Exercise brief: Print verbatim every line starting at the one that contains "Enumerate this screenshot's" and ending at the final line of the records; include both endpoints.

## Begin

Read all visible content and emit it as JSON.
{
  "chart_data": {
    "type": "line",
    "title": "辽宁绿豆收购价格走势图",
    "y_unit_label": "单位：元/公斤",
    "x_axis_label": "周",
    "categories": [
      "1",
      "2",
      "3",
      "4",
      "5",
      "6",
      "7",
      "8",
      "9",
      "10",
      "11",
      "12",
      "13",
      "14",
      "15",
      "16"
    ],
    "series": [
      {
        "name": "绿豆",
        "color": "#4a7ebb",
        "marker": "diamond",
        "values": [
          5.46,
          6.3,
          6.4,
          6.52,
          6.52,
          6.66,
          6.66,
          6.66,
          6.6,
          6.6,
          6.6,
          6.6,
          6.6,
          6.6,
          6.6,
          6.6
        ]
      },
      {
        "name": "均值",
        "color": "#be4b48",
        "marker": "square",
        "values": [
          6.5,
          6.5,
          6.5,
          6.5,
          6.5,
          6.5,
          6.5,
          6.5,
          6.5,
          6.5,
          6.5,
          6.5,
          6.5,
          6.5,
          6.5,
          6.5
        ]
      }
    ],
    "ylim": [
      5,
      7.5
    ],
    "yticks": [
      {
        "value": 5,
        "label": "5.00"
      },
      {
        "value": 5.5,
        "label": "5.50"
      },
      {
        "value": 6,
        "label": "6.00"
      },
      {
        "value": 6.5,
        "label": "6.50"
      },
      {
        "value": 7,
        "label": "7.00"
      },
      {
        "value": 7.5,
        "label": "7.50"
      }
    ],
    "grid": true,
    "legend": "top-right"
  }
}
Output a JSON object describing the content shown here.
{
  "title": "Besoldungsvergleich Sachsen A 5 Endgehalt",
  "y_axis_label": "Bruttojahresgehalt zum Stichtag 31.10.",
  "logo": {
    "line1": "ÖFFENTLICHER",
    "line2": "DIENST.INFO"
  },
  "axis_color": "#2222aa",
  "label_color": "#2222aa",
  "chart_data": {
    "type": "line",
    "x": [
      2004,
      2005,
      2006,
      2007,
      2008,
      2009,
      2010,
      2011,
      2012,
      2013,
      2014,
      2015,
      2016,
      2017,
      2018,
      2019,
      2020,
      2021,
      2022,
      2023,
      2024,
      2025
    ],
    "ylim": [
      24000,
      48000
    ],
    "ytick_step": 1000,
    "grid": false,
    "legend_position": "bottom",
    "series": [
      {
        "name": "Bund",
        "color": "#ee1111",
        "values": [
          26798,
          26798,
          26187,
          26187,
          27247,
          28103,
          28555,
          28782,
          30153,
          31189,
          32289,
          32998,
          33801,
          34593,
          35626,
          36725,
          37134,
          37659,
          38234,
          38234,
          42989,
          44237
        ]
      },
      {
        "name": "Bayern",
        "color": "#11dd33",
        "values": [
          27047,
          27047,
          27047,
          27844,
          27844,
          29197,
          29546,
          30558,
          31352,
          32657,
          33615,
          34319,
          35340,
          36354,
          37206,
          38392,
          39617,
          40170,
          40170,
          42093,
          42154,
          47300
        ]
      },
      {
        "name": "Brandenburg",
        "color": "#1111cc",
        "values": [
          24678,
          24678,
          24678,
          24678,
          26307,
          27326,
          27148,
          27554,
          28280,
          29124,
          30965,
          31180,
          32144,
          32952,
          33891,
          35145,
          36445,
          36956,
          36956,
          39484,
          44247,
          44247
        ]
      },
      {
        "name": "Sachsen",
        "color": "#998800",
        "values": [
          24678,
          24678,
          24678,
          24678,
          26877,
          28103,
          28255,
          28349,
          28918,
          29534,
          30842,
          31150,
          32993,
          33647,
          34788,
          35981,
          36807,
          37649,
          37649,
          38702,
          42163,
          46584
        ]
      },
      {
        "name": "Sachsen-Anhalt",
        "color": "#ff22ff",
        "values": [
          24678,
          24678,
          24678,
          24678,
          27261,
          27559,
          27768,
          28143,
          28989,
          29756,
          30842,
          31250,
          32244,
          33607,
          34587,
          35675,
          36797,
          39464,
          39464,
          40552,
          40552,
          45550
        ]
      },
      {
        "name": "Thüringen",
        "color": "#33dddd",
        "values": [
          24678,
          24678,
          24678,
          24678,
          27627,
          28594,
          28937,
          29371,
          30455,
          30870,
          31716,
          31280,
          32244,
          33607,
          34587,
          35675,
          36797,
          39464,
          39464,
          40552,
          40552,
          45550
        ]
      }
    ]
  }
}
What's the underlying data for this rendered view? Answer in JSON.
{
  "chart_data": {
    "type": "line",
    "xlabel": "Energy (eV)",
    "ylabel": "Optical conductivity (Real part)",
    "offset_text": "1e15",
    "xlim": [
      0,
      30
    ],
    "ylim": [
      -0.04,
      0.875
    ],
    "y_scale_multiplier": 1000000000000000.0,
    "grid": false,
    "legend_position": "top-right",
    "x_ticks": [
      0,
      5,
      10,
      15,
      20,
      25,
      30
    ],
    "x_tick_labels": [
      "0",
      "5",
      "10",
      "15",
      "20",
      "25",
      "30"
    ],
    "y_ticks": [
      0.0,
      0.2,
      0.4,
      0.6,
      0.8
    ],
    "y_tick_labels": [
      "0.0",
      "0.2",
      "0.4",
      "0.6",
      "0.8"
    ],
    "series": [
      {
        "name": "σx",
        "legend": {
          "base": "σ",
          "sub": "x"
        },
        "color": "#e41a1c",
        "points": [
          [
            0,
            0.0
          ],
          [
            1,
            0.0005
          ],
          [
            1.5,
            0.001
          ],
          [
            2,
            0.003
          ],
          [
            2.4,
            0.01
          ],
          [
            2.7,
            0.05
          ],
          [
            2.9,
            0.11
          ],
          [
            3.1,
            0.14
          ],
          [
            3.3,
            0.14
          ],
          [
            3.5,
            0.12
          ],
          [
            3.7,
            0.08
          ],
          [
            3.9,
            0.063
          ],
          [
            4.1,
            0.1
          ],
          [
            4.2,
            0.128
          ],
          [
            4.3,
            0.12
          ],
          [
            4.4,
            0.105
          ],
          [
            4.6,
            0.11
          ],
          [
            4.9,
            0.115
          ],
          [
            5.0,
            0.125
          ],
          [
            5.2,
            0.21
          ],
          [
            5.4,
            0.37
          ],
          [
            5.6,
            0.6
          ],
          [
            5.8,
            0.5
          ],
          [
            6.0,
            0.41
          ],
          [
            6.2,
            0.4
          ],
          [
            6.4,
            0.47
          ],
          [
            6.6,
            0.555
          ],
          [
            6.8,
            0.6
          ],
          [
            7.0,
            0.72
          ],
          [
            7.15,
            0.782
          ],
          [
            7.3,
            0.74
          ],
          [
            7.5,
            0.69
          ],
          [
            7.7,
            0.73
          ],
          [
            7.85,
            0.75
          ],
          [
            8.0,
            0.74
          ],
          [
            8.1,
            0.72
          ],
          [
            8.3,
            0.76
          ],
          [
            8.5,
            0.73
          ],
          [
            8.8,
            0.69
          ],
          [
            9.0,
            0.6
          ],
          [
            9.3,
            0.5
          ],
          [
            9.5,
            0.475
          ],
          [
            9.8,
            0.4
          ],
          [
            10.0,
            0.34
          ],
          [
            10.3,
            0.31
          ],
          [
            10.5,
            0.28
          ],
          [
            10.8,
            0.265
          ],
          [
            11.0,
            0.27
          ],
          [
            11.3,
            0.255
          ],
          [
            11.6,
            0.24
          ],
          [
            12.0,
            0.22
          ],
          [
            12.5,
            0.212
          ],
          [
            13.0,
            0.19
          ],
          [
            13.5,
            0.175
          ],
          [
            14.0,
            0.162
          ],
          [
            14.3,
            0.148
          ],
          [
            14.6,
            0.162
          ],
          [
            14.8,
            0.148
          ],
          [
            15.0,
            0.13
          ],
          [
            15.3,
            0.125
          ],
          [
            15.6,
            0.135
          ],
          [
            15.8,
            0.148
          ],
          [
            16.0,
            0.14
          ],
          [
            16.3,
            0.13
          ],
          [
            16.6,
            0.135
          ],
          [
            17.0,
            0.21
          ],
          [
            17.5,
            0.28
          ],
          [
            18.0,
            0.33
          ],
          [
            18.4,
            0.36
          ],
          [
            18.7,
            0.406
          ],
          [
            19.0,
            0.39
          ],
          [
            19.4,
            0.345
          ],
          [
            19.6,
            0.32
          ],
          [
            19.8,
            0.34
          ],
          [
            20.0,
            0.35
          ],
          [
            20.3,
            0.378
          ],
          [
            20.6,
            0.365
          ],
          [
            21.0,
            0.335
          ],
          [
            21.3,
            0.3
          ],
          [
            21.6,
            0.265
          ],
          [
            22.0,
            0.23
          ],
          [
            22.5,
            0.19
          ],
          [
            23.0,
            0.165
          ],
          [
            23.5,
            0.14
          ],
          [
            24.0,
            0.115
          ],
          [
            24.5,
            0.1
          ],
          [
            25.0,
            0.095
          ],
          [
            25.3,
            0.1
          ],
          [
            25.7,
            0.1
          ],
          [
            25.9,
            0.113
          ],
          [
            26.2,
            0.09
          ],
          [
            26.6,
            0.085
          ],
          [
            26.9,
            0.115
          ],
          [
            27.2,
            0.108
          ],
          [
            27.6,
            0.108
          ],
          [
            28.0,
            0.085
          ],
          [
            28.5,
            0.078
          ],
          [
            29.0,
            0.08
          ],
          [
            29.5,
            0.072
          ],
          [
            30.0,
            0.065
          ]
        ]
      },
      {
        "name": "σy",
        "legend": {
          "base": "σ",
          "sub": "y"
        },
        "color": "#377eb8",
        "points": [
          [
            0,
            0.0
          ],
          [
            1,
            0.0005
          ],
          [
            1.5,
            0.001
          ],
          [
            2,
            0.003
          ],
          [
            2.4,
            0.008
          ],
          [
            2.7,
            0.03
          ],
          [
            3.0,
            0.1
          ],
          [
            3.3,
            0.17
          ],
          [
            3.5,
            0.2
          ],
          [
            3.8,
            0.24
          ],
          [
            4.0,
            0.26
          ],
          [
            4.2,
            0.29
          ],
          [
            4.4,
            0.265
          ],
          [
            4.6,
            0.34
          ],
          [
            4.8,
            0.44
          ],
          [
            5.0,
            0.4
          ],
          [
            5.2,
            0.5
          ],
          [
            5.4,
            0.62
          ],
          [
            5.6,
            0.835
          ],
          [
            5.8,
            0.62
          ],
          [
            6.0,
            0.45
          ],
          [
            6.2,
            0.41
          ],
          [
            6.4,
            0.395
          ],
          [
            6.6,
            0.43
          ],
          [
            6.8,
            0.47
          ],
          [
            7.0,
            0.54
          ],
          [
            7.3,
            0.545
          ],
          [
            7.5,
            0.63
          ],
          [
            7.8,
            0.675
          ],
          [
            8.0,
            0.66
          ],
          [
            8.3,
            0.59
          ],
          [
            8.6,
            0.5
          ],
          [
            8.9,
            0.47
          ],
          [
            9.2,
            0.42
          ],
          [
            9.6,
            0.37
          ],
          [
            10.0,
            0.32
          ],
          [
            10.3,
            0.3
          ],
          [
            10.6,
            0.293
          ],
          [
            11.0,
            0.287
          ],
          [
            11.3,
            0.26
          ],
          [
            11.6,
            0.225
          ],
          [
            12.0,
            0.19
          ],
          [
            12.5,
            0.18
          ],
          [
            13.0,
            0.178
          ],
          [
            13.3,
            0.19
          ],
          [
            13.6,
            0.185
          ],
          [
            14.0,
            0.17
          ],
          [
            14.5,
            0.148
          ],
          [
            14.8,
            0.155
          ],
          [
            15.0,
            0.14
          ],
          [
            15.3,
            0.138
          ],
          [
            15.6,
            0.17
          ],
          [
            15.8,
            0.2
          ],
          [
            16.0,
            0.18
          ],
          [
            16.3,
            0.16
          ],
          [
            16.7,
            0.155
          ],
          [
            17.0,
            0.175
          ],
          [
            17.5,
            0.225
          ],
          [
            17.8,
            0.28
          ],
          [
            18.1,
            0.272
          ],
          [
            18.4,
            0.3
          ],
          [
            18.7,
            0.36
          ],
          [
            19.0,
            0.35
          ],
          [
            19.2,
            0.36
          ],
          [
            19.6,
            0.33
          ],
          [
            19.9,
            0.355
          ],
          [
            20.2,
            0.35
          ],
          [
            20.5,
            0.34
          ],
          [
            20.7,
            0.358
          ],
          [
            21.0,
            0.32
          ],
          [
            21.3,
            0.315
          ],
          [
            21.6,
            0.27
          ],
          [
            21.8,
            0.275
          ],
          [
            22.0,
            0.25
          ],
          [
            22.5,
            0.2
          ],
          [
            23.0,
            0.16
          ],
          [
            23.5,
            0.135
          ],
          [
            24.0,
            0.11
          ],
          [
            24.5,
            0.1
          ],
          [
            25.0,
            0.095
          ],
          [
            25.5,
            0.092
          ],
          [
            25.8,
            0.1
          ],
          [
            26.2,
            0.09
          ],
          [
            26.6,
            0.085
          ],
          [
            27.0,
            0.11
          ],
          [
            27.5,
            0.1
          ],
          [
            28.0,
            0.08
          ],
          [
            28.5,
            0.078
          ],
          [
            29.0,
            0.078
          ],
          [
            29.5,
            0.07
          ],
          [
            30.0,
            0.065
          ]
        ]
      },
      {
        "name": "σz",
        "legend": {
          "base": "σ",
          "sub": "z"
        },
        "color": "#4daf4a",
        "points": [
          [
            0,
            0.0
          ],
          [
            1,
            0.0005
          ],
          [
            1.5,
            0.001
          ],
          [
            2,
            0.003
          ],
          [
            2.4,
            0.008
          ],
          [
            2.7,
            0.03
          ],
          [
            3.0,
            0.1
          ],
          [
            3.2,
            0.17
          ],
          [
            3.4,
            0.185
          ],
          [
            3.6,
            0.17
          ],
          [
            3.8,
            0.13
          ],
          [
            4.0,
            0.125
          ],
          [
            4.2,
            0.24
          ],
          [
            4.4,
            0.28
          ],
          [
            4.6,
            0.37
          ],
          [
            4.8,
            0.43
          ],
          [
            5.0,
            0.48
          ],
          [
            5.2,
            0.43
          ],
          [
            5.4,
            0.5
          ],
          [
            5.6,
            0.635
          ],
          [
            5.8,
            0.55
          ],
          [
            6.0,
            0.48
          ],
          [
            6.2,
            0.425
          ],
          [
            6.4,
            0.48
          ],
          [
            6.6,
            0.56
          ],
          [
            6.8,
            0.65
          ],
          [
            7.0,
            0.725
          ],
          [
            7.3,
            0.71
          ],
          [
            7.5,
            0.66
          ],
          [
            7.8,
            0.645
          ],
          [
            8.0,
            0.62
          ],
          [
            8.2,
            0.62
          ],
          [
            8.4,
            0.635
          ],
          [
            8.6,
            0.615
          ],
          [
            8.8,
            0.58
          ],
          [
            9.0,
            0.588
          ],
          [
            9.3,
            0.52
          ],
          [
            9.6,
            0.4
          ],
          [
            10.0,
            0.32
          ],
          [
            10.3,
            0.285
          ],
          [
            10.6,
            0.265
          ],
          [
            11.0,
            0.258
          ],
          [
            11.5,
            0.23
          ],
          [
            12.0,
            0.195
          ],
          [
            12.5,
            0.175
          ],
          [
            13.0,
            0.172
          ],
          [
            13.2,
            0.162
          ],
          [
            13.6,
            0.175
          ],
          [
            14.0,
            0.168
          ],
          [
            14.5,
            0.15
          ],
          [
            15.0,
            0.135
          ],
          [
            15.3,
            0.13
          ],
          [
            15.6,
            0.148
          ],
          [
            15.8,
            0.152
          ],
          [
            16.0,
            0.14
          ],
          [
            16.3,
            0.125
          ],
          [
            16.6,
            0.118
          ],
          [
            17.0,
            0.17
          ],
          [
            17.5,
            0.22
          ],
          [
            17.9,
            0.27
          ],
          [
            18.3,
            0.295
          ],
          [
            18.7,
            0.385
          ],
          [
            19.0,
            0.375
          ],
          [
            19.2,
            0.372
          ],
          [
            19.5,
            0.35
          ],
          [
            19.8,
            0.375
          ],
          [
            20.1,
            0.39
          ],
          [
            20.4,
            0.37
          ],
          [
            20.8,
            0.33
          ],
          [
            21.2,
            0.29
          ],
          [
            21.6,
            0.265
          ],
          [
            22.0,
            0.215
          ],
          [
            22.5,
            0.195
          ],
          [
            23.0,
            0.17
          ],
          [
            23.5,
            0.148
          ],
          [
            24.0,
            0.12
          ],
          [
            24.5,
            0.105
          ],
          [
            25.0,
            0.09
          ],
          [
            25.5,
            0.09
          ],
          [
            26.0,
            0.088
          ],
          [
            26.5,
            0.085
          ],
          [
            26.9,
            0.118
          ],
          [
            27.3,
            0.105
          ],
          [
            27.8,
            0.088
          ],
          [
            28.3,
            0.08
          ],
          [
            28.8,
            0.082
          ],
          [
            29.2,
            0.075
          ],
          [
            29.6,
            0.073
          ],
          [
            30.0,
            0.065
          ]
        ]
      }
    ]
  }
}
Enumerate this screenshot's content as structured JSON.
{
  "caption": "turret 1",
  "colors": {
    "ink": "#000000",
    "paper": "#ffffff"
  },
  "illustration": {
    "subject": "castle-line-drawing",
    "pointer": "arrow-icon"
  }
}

## End

Answer:
Enumerate this screenshot's content as structured JSON.
{
  "caption": "turret 1",
  "colors": {
    "ink": "#000000",
    "paper": "#ffffff"
  },
  "illustration": {
    "subject": "castle-line-drawing",
    "pointer": "arrow-icon"
  }
}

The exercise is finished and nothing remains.